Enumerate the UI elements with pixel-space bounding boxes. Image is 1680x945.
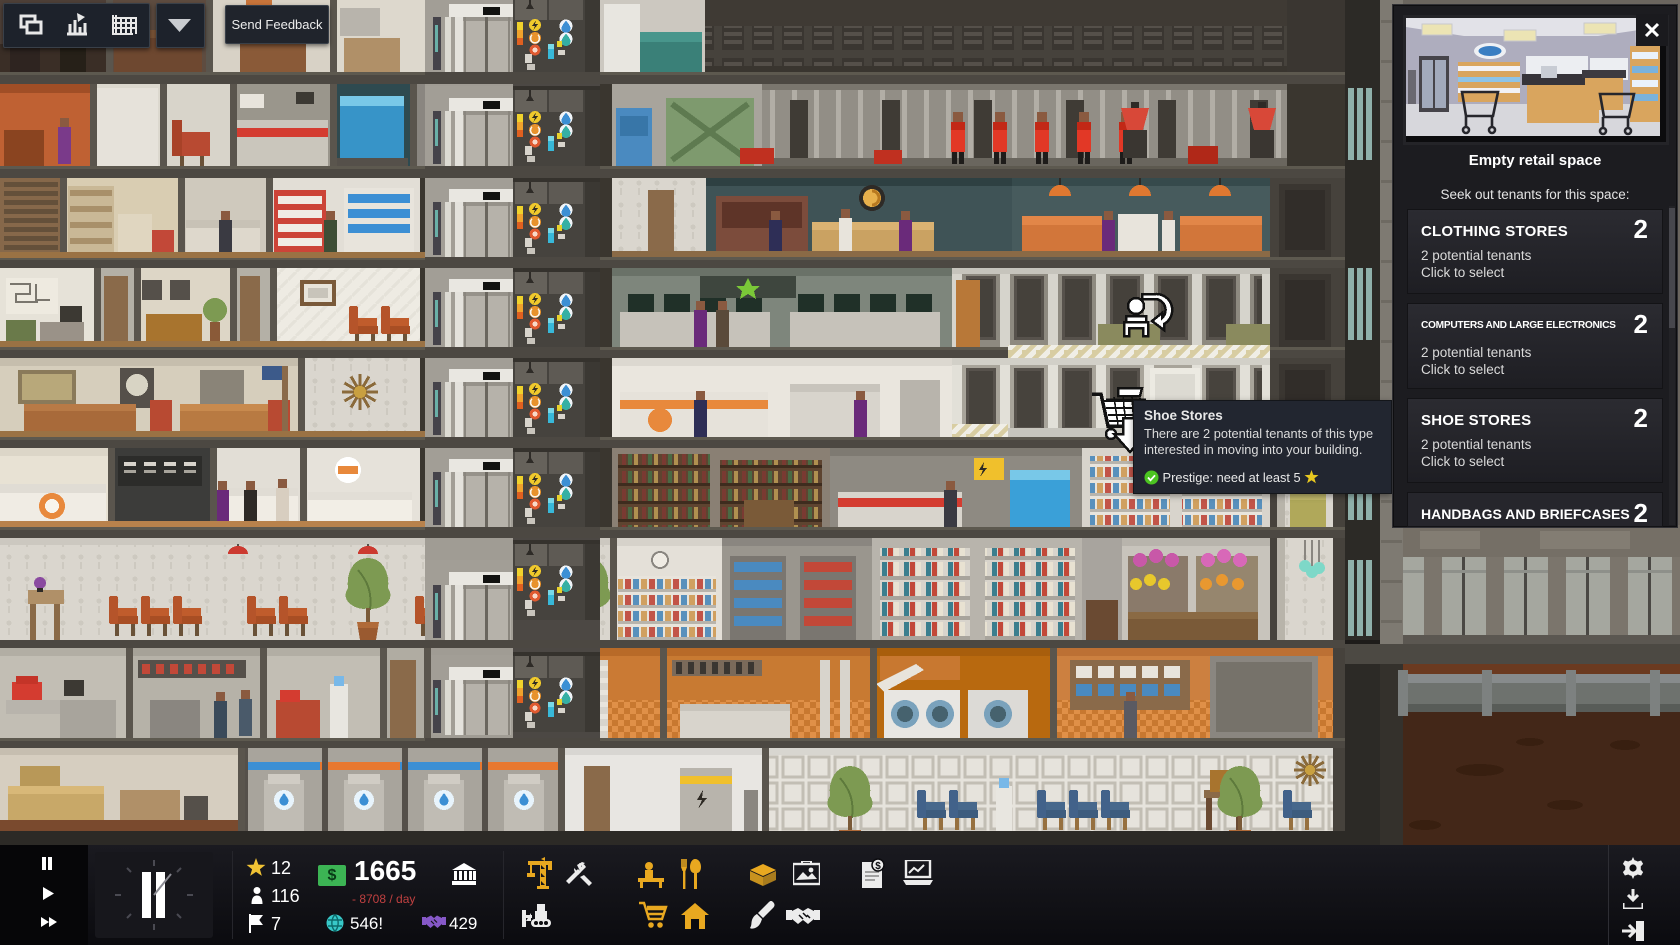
svg-text:$: $ [875, 861, 881, 872]
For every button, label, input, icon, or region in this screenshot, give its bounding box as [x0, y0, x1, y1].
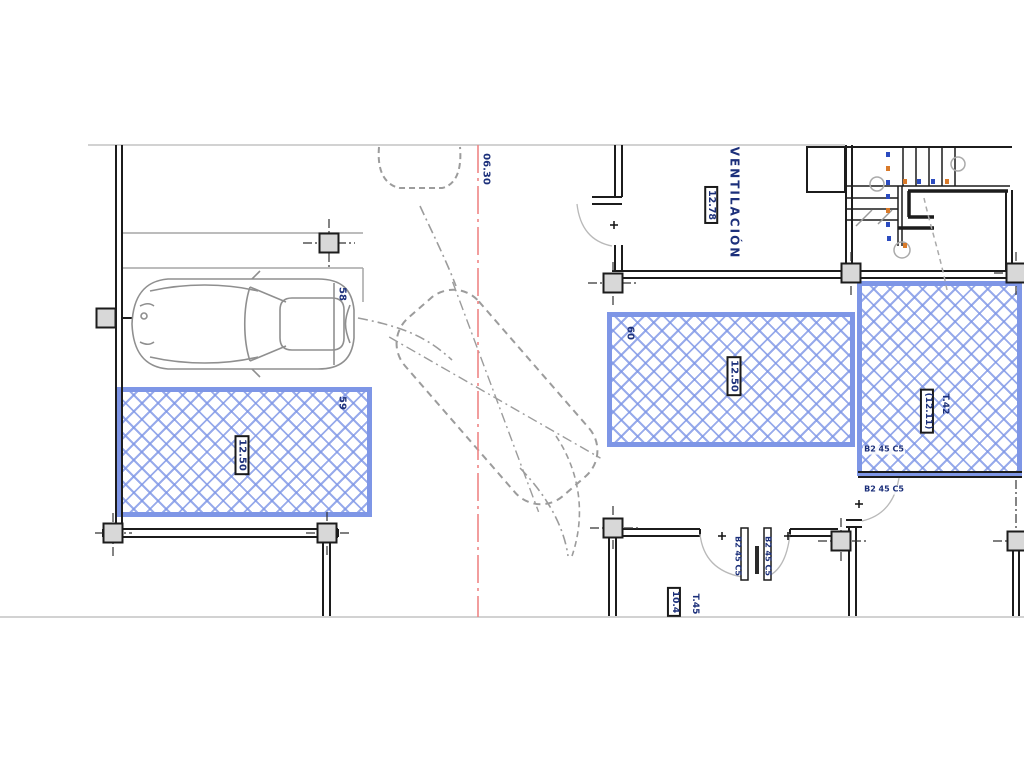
stall-t42-area-tag: (12.11)	[920, 389, 934, 434]
column	[1006, 263, 1024, 284]
stair-step-marks	[886, 152, 949, 248]
column	[1007, 531, 1024, 552]
door-spec-label: B2 45 C5	[733, 536, 742, 576]
centerline-dimension-label: 06.30	[481, 153, 492, 185]
ventilation-room-label: VENTILACIÓN	[727, 147, 740, 260]
plan-linework	[0, 0, 1024, 767]
column	[603, 518, 624, 539]
stall-59-area-tag: 12.50	[235, 435, 250, 475]
column	[317, 523, 338, 544]
maneuver-path-curves	[358, 147, 579, 556]
door-spec-label: B2 45 C5	[863, 486, 905, 495]
stall-60-area-tag: 12.50	[727, 356, 742, 396]
column	[319, 233, 340, 254]
stall-t45-label-group: 10.4 T.45	[640, 560, 730, 617]
ventilation-area-tag: 12.78	[704, 186, 718, 224]
stall-60-number: 60	[625, 326, 636, 340]
drawing-boundary-lines	[0, 145, 1024, 617]
parked-car	[132, 271, 354, 377]
column	[841, 263, 862, 284]
door-spec-label: B2 45 C5	[863, 446, 905, 455]
stall-58-number: 58	[337, 287, 348, 301]
ghost-car-outline	[383, 276, 612, 518]
column	[831, 531, 852, 552]
column	[96, 308, 117, 329]
column	[103, 523, 124, 544]
staircase	[845, 147, 1010, 290]
stall-t42-number: T.42	[939, 394, 949, 415]
stall-59-number: 59	[337, 396, 348, 410]
column	[603, 273, 624, 294]
stall-t45-number: T.45	[689, 594, 699, 615]
floor-plan-canvas: 06.30 VENTILACIÓN 12.78 58 59 12.50 60 1…	[0, 0, 1024, 767]
walls	[103, 145, 1022, 616]
door-spec-label: B2 45 C5	[763, 536, 772, 576]
stall-t45-area-tag: 10.4	[667, 587, 681, 617]
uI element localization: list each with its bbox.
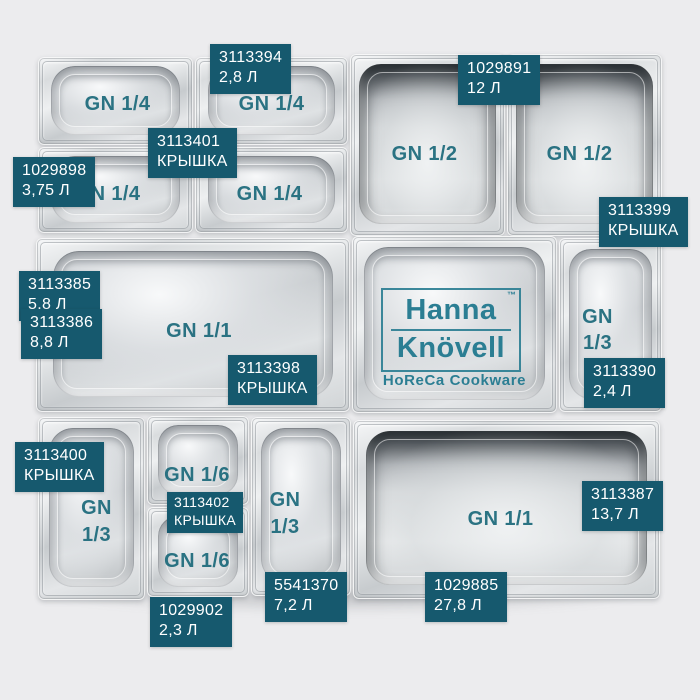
product-code: 3113385 — [28, 275, 91, 295]
trademark-symbol: ™ — [507, 290, 516, 300]
product-code: 3113402 — [174, 494, 236, 512]
product-label: 3113399 КРЫШКА — [599, 197, 688, 247]
product-volume: 2,3 Л — [159, 621, 223, 641]
product-code: 3113390 — [593, 362, 656, 382]
product-code: 3113386 — [30, 313, 93, 333]
brand-name-line2: Knövell — [397, 334, 505, 364]
product-label: 3113386 8,8 Л — [21, 309, 102, 359]
product-label: 3113390 2,4 Л — [584, 358, 665, 408]
product-label: 1029898 3,75 Л — [13, 157, 95, 207]
product-code: 3113394 — [219, 48, 282, 68]
product-label: 3113401 КРЫШКА — [148, 128, 237, 178]
product-volume: 2,4 Л — [593, 382, 656, 402]
product-volume: 7,2 Л — [274, 596, 338, 616]
product-code: 3113400 — [24, 446, 95, 466]
product-label: 3113398 КРЫШКА — [228, 355, 317, 405]
product-code: 5541370 — [274, 576, 338, 596]
brand-logo: ™ Hanna Knövell — [381, 288, 521, 372]
product-volume: 2,8 Л — [219, 68, 282, 88]
pan-gn13-row3-mid: GN 1/3 — [251, 417, 351, 596]
product-volume: 12 Л — [467, 79, 531, 99]
product-type: КРЫШКА — [174, 512, 236, 530]
product-code: 1029902 — [159, 601, 223, 621]
product-label: 1029891 12 Л — [458, 55, 540, 105]
brand-tagline: HoReCa Cookware — [342, 372, 567, 389]
product-label: 3113402 КРЫШКА — [167, 492, 243, 533]
logo-divider — [391, 329, 511, 331]
product-volume: 13,7 Л — [591, 505, 654, 525]
product-type: КРЫШКА — [157, 152, 228, 172]
product-label: 1029902 2,3 Л — [150, 597, 232, 647]
product-label: 1029885 27,8 Л — [425, 572, 507, 622]
product-volume: 8,8 Л — [30, 333, 93, 353]
product-type: КРЫШКА — [237, 379, 308, 399]
product-label: 3113400 КРЫШКА — [15, 442, 104, 492]
product-code: 3113387 — [591, 485, 654, 505]
product-code: 1029891 — [467, 59, 531, 79]
product-type: КРЫШКА — [608, 221, 679, 241]
brand-name-line1: Hanna — [405, 296, 496, 326]
product-volume: 27,8 Л — [434, 596, 498, 616]
product-label: 3113387 13,7 Л — [582, 481, 663, 531]
product-code: 3113399 — [608, 201, 679, 221]
product-code: 1029885 — [434, 576, 498, 596]
product-code: 3113401 — [157, 132, 228, 152]
product-label: 3113394 2,8 Л — [210, 44, 291, 94]
product-label: 5541370 7,2 Л — [265, 572, 347, 622]
pan-logo: ™ Hanna Knövell HoReCa Cookware — [352, 236, 557, 413]
product-photo: GN 1/4 GN 1/4 GN 1/4 GN 1/4 GN 1/2 GN 1/… — [0, 0, 700, 700]
product-code: 3113398 — [237, 359, 308, 379]
product-type: КРЫШКА — [24, 466, 95, 486]
product-volume: 3,75 Л — [22, 181, 86, 201]
product-code: 1029898 — [22, 161, 86, 181]
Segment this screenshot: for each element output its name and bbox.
▬▬▬
# Written instruction
Print all of the records above line for line, with nothing changed, and leave out the pictures.

# Written response
Enumerate the UI elements with pixel-space bounding boxes. Image is 1680x945.
svg-text:$: $ [875, 861, 881, 872]
For every button, label, input, icon, or region in this screenshot, give its bounding box as [x0, y0, x1, y1].
stall-t42-area-tag: (12.11)	[920, 389, 934, 434]
column	[1006, 263, 1024, 284]
stair-step-marks	[886, 152, 949, 248]
column	[1007, 531, 1024, 552]
door-spec-label: B2 45 C5	[733, 536, 742, 576]
centerline-dimension-label: 06.30	[481, 153, 492, 185]
ventilation-room-label: VENTILACIÓN	[727, 147, 740, 260]
plan-linework	[0, 0, 1024, 767]
column	[603, 518, 624, 539]
stall-59-area-tag: 12.50	[235, 435, 250, 475]
column	[317, 523, 338, 544]
maneuver-path-curves	[358, 147, 579, 556]
door-spec-label: B2 45 C5	[863, 486, 905, 495]
stall-60-area-tag: 12.50	[727, 356, 742, 396]
column	[319, 233, 340, 254]
stall-t45-label-group: 10.4 T.45	[640, 560, 730, 617]
ventilation-area-tag: 12.78	[704, 186, 718, 224]
stall-60-number: 60	[625, 326, 636, 340]
drawing-boundary-lines	[0, 145, 1024, 617]
parked-car	[132, 271, 354, 377]
column	[841, 263, 862, 284]
door-spec-label: B2 45 C5	[863, 446, 905, 455]
stall-58-number: 58	[337, 287, 348, 301]
ghost-car-outline	[383, 276, 612, 518]
column	[831, 531, 852, 552]
column	[96, 308, 117, 329]
column	[103, 523, 124, 544]
staircase	[845, 147, 1010, 290]
stall-t42-number: T.42	[939, 394, 949, 415]
stall-59-number: 59	[337, 396, 348, 410]
column	[603, 273, 624, 294]
stall-t45-number: T.45	[689, 594, 699, 615]
floor-plan-canvas: 06.30 VENTILACIÓN 12.78 58 59 12.50 60 1…	[0, 0, 1024, 767]
walls	[103, 145, 1022, 616]
door-spec-label: B2 45 C5	[763, 536, 772, 576]
stall-t45-area-tag: 10.4	[667, 587, 681, 617]
uI element localization: list each with its bbox.
product-code: 3113385 — [28, 275, 91, 295]
trademark-symbol: ™ — [507, 290, 516, 300]
product-code: 3113402 — [174, 494, 236, 512]
product-label: 3113399 КРЫШКА — [599, 197, 688, 247]
product-volume: 2,3 Л — [159, 621, 223, 641]
product-code: 3113390 — [593, 362, 656, 382]
product-code: 3113386 — [30, 313, 93, 333]
brand-name-line2: Knövell — [397, 334, 505, 364]
product-label: 3113386 8,8 Л — [21, 309, 102, 359]
product-label: 3113390 2,4 Л — [584, 358, 665, 408]
product-label: 1029898 3,75 Л — [13, 157, 95, 207]
product-code: 3113394 — [219, 48, 282, 68]
product-label: 3113401 КРЫШКА — [148, 128, 237, 178]
product-volume: 2,4 Л — [593, 382, 656, 402]
product-volume: 7,2 Л — [274, 596, 338, 616]
product-code: 3113400 — [24, 446, 95, 466]
product-label: 3113398 КРЫШКА — [228, 355, 317, 405]
product-code: 5541370 — [274, 576, 338, 596]
brand-logo: ™ Hanna Knövell — [381, 288, 521, 372]
product-volume: 2,8 Л — [219, 68, 282, 88]
pan-gn13-row3-mid: GN 1/3 — [251, 417, 351, 596]
product-volume: 12 Л — [467, 79, 531, 99]
product-type: КРЫШКА — [174, 512, 236, 530]
product-code: 1029902 — [159, 601, 223, 621]
product-label: 1029891 12 Л — [458, 55, 540, 105]
brand-tagline: HoReCa Cookware — [342, 372, 567, 389]
product-label: 3113402 КРЫШКА — [167, 492, 243, 533]
logo-divider — [391, 329, 511, 331]
product-volume: 13,7 Л — [591, 505, 654, 525]
product-type: КРЫШКА — [157, 152, 228, 172]
product-label: 1029902 2,3 Л — [150, 597, 232, 647]
product-label: 1029885 27,8 Л — [425, 572, 507, 622]
product-volume: 8,8 Л — [30, 333, 93, 353]
product-type: КРЫШКА — [237, 379, 308, 399]
product-label: 3113400 КРЫШКА — [15, 442, 104, 492]
product-code: 3113387 — [591, 485, 654, 505]
product-code: 1029891 — [467, 59, 531, 79]
product-type: КРЫШКА — [608, 221, 679, 241]
brand-name-line1: Hanna — [405, 296, 496, 326]
product-volume: 27,8 Л — [434, 596, 498, 616]
product-label: 3113387 13,7 Л — [582, 481, 663, 531]
product-code: 3113399 — [608, 201, 679, 221]
product-code: 1029885 — [434, 576, 498, 596]
product-code: 3113401 — [157, 132, 228, 152]
product-label: 3113394 2,8 Л — [210, 44, 291, 94]
product-label: 5541370 7,2 Л — [265, 572, 347, 622]
pan-logo: ™ Hanna Knövell HoReCa Cookware — [352, 236, 557, 413]
product-photo: GN 1/4 GN 1/4 GN 1/4 GN 1/4 GN 1/2 GN 1/… — [0, 0, 700, 700]
product-code: 3113398 — [237, 359, 308, 379]
product-type: КРЫШКА — [24, 466, 95, 486]
product-volume: 3,75 Л — [22, 181, 86, 201]
product-code: 1029898 — [22, 161, 86, 181]
Segment this screenshot: for each element output its name and bbox.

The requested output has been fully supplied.